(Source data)
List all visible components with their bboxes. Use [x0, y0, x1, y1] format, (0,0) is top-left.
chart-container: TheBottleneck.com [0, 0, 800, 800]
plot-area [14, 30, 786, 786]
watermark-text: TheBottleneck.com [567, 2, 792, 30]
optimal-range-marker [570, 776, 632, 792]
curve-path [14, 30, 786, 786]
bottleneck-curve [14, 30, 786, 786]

Exercise prompt
Recast the listing above as a two-column CSV with the headers "request" and "answer", one row per record. Put each request's text and its answer in one quoted field, with line breaks replaced by spaces.

Exercise solution
request,answer
"List all visible components with their bboxes. Use [x0, y0, x1, y1] format, (0,0) is top-left.","chart-container: TheBottleneck.com [0, 0, 800, 800] plot-area [14, 30, 786, 786] watermark-text: TheBottleneck.com [567, 2, 792, 30] optimal-range-marker [570, 776, 632, 792] curve-path [14, 30, 786, 786] bottleneck-curve [14, 30, 786, 786]"